IRA man charged with 1982 Hyde Park bombing
DUBLIN British prosecutors have charged a 61-year-old Irishman with the Irish Republican Army bombing of the queen's cavalry in Hyde Park in 1982, a strike at a top London tourist attraction that killed four soldiers and seven horses.
The Crown Prosecution Service said John Downey was arrested Sunday at Gatwick Airport south of London. He was arraigned Wednesday in a London court on four counts of murder and one count of conspiring to cause an explosion. He offered no plea, and spoke only to confirm his identity.
The Irish nationalist Sinn Fein party accused Britain of violating an agreement not to pursue Downey who had been on a list of IRA suspects "on the run" from British investigators and demanded his immediate release.
Sinn Fein official Gerry Kelly, who once led IRA car-bomb attacks on London, called the arrest "vindictive" and an act of "bad faith" that would fuel anger in Irish nationalist parts of Northern Ireland.
He said Downey had received a 2007 letter from Britain's Northern Ireland Office saying he was not wanted for questioning by any British police force, and had traveled to London many times since then.

● **REQUESTS**
A – Retype the stretch of the Hyde Park bombing article from "The Irish nationalist" through "his immediate release.", keeping every word and punctuation mark unchanged.
B – According to the Hyde Park bombing article, what counts was John Downey arraigned on in the London court?

(Element-and-box listings)
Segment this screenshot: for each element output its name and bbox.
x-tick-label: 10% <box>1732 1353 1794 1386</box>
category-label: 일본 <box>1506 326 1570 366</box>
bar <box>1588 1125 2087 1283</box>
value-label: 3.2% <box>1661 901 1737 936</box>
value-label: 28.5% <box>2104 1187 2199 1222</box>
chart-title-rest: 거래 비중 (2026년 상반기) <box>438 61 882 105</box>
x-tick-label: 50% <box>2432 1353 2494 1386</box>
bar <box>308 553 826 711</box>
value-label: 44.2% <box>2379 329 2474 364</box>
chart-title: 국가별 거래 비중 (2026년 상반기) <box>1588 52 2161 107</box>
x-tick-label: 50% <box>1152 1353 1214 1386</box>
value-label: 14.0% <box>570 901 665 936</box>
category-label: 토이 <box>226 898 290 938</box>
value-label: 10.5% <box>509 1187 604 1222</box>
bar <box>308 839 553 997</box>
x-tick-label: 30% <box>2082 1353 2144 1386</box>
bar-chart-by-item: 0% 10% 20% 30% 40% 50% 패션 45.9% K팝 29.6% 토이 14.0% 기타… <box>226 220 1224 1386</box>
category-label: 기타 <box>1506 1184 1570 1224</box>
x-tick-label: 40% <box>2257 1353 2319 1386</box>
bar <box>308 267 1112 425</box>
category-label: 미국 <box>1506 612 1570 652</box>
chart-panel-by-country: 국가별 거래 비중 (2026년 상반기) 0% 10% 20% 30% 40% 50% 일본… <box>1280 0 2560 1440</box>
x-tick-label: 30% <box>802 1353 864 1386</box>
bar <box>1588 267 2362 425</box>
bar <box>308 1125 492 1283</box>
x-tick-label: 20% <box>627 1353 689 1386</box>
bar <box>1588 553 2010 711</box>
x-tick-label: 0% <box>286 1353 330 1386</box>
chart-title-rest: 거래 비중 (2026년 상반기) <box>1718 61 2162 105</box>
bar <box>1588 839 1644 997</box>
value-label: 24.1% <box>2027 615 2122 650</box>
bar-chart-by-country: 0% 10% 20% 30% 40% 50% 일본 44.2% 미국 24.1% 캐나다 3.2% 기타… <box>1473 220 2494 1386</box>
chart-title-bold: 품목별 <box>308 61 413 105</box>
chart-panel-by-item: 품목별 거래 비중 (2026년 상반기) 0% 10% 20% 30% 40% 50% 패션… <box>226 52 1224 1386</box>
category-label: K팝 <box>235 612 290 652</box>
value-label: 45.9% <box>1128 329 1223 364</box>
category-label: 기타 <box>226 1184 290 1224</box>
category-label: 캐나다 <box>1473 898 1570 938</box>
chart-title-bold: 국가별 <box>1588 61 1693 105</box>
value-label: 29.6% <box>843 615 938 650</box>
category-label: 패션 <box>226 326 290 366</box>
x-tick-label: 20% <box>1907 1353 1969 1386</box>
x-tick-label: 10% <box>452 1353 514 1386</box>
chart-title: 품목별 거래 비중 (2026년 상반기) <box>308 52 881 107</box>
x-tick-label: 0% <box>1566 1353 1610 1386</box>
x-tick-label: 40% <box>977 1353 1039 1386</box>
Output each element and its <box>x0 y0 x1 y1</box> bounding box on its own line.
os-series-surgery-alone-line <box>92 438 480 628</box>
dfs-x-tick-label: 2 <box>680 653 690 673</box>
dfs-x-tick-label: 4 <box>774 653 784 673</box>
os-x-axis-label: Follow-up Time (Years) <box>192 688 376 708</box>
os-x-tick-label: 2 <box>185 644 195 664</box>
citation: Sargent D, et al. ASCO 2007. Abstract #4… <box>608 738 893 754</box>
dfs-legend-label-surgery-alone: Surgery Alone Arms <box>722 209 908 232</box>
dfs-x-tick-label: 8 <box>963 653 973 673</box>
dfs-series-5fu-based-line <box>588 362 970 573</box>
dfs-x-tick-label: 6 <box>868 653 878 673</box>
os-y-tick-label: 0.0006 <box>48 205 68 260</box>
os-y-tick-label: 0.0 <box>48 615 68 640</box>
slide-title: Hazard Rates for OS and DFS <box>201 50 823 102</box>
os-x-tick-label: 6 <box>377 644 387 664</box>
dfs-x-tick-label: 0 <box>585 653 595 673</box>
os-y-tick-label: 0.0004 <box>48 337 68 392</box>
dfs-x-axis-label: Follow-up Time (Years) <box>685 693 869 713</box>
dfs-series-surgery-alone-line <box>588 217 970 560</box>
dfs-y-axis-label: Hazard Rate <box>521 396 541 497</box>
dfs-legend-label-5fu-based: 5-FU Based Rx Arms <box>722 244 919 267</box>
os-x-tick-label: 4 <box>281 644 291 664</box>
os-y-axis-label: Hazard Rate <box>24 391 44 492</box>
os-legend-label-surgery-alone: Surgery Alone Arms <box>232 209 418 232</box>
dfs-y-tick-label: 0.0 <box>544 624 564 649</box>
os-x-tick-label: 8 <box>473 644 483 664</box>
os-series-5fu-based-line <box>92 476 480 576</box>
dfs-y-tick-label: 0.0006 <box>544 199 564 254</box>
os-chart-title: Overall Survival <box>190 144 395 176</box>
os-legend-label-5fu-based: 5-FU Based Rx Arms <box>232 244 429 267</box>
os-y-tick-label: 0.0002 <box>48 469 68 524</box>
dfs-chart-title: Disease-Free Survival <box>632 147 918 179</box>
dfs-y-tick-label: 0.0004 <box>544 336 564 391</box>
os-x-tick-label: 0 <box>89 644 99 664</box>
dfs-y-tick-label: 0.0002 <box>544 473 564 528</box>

● **SOLUTIONS IN ORDER**
A –
The Irish nationalist Sinn Fein party accused Britain of violating an agreement not to pursue Downey who had been on a list of IRA suspects "on the run" from British investigators and demanded his immediate release.

B – Four counts of murder and one count of conspiring to cause an explosion.